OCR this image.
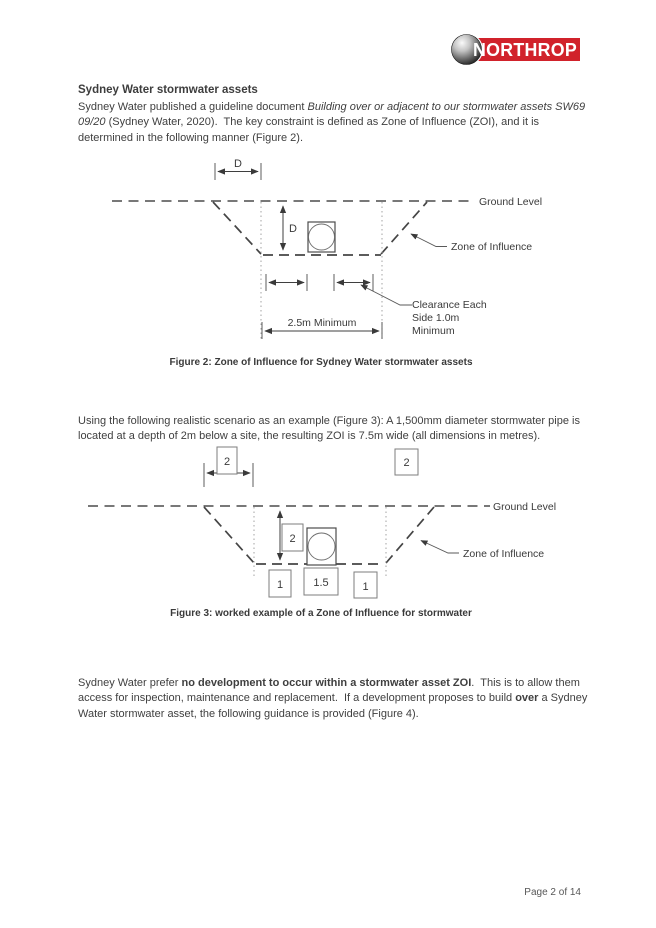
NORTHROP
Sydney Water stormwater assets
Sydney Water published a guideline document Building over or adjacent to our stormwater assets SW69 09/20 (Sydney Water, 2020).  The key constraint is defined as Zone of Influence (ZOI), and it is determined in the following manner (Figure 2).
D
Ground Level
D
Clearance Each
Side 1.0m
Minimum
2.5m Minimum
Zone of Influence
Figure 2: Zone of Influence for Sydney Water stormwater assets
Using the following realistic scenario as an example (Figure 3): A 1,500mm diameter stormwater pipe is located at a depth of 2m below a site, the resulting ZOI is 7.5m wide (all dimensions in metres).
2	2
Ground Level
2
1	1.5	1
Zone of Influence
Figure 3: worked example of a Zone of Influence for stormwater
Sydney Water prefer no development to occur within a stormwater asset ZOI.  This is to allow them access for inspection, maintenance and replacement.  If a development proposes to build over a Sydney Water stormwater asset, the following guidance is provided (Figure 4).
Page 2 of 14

· · ·

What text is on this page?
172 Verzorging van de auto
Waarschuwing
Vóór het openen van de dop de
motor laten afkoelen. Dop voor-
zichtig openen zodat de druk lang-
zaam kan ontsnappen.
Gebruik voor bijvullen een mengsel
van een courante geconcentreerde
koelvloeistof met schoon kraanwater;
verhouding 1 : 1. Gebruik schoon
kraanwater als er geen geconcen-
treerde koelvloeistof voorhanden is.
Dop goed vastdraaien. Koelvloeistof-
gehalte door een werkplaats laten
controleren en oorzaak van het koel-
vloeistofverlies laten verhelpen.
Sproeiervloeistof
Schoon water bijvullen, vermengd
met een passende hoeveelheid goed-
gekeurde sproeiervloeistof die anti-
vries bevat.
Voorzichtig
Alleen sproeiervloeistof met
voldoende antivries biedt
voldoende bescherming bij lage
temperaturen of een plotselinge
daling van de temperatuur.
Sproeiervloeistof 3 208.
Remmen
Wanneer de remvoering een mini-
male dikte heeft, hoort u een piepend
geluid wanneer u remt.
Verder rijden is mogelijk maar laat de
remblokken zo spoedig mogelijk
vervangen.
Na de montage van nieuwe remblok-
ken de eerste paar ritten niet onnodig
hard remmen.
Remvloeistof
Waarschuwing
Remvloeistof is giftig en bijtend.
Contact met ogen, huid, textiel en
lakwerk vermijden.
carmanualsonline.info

· · ·

_Requirement:_
Provide only the count of lines in the data above that include the string "Gebruik".

_Exercise output:_
2